> **Instructions to follow**
Restate the records that follow word for word; no pictures should appear.

....

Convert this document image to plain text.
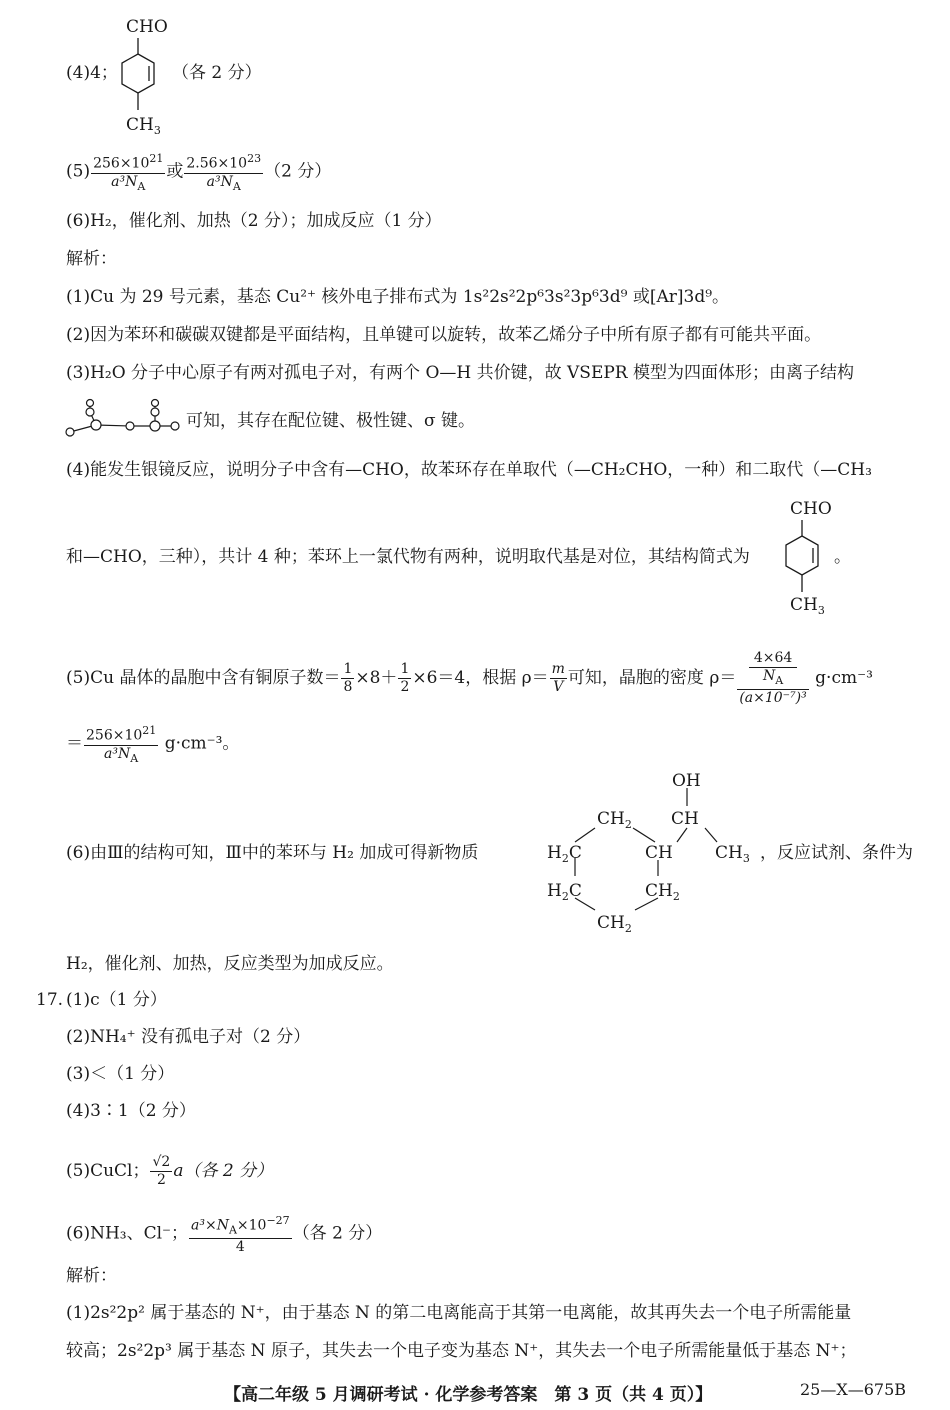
CHO
$CH_3$
(4)4；	（各 2 分）
$(5) \frac{256\times 10^{21}}{a^3N_A}$ 或 $\frac{2.56\times 10^{23}}{a^3N_A} (2$ 分）
(6)H₂，催化剂、加热（2 分）；加成反应（1 分）
解析：
(1)Cu 为 29 号元素，基态 Cu²⁺ 核外电子排布式为 1s²2s²2p⁶3s²3p⁶3d⁹ 或[Ar]3d⁹。
(2)因为苯环和碳碳双键都是平面结构，且单键可以旋转，故苯乙烯分子中所有原子都有可能共平面。
(3)H₂O 分子中心原子有两对孤电子对，有两个 O—H 共价键，故 VSEPR 模型为四面体形；由离子结构
可知，其存在配位键、极性键、σ 键。
(4)能发生银镜反应，说明分子中含有—CHO，故苯环存在单取代（—CH₂CHO，一种）和二取代（—CH₃
和—CHO，三种），共计 4 种；苯环上一氯代物有两种，说明取代基是对位，其结构简式为
CHO
$CH_3$
。
(5)Cu 晶体的晶胞中含有铜原子数＝ $\frac{1}{8} \times 8+ \frac{1}{2} \times 6=4$，根据 $\rho= \frac{m}{V}$ 可知，晶胞的密度 ρ＝ 4×64
$N_A$
(a×10⁻⁷)³ g·cm⁻³
＝ $\frac{256\times 10^{21}}{a^3N_A} g\cdot cm^{-3}$。
(6)由Ⅲ的结构可知，Ⅲ中的苯环与 H₂ 加成可得新物质
OH
CH
$CH_2$
$H_2C$	CH $CH_3$
$H_2C$	$CH_2$
$CH_2$
，反应试剂、条件为
H₂，催化剂、加热，反应类型为加成反应。
17. (1)c（1 分）
(2)NH₄⁺ 没有孤电子对（2 分）
(3)＜（1 分）
(4)3∶1（2 分）
(5)CuCl； $\frac{√2}{2} a$（各 2 分）
(6)NH₃、Cl⁻； $\frac{a^3\times N_A\times 10^{-27}}{4}$ （各 2 分）
解析：
(1)2s²2p² 属于基态的 N⁺，由于基态 N 的第二电离能高于其第一电离能，故其再失去一个电子所需能量
较高；2s²2p³ 属于基态 N 原子，其失去一个电子变为基态 N⁺，其失去一个电子所需能量低于基态 N⁺；
【高二年级 5 月调研考试 · 化学参考答案　第 3 页（共 4 页）】	25—X—675B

....

> **Answer to this problem**
Convert this document image to plain text.
CHO
$CH_3$
(4)4；	（各 2 分）
$(5) \frac{256\times 10^{21}}{a^3N_A}$ 或 $\frac{2.56\times 10^{23}}{a^3N_A} (2$ 分）
(6)H₂，催化剂、加热（2 分）；加成反应（1 分）
解析：
(1)Cu 为 29 号元素，基态 Cu²⁺ 核外电子排布式为 1s²2s²2p⁶3s²3p⁶3d⁹ 或[Ar]3d⁹。
(2)因为苯环和碳碳双键都是平面结构，且单键可以旋转，故苯乙烯分子中所有原子都有可能共平面。
(3)H₂O 分子中心原子有两对孤电子对，有两个 O—H 共价键，故 VSEPR 模型为四面体形；由离子结构
可知，其存在配位键、极性键、σ 键。
(4)能发生银镜反应，说明分子中含有—CHO，故苯环存在单取代（—CH₂CHO，一种）和二取代（—CH₃
和—CHO，三种），共计 4 种；苯环上一氯代物有两种，说明取代基是对位，其结构简式为
CHO
$CH_3$
。
(5)Cu 晶体的晶胞中含有铜原子数＝ $\frac{1}{8} \times 8+ \frac{1}{2} \times 6=4$，根据 $\rho= \frac{m}{V}$ 可知，晶胞的密度 ρ＝ 4×64
$N_A$
(a×10⁻⁷)³ g·cm⁻³
＝ $\frac{256\times 10^{21}}{a^3N_A} g\cdot cm^{-3}$。
(6)由Ⅲ的结构可知，Ⅲ中的苯环与 H₂ 加成可得新物质
OH
CH
$CH_2$
$H_2C$	CH $CH_3$
$H_2C$	$CH_2$
$CH_2$
，反应试剂、条件为
H₂，催化剂、加热，反应类型为加成反应。
17. (1)c（1 分）
(2)NH₄⁺ 没有孤电子对（2 分）
(3)＜（1 分）
(4)3∶1（2 分）
(5)CuCl； $\frac{√2}{2} a$（各 2 分）
(6)NH₃、Cl⁻； $\frac{a^3\times N_A\times 10^{-27}}{4}$ （各 2 分）
解析：
(1)2s²2p² 属于基态的 N⁺，由于基态 N 的第二电离能高于其第一电离能，故其再失去一个电子所需能量
较高；2s²2p³ 属于基态 N 原子，其失去一个电子变为基态 N⁺，其失去一个电子所需能量低于基态 N⁺；
【高二年级 5 月调研考试 · 化学参考答案　第 3 页（共 4 页）】	25—X—675B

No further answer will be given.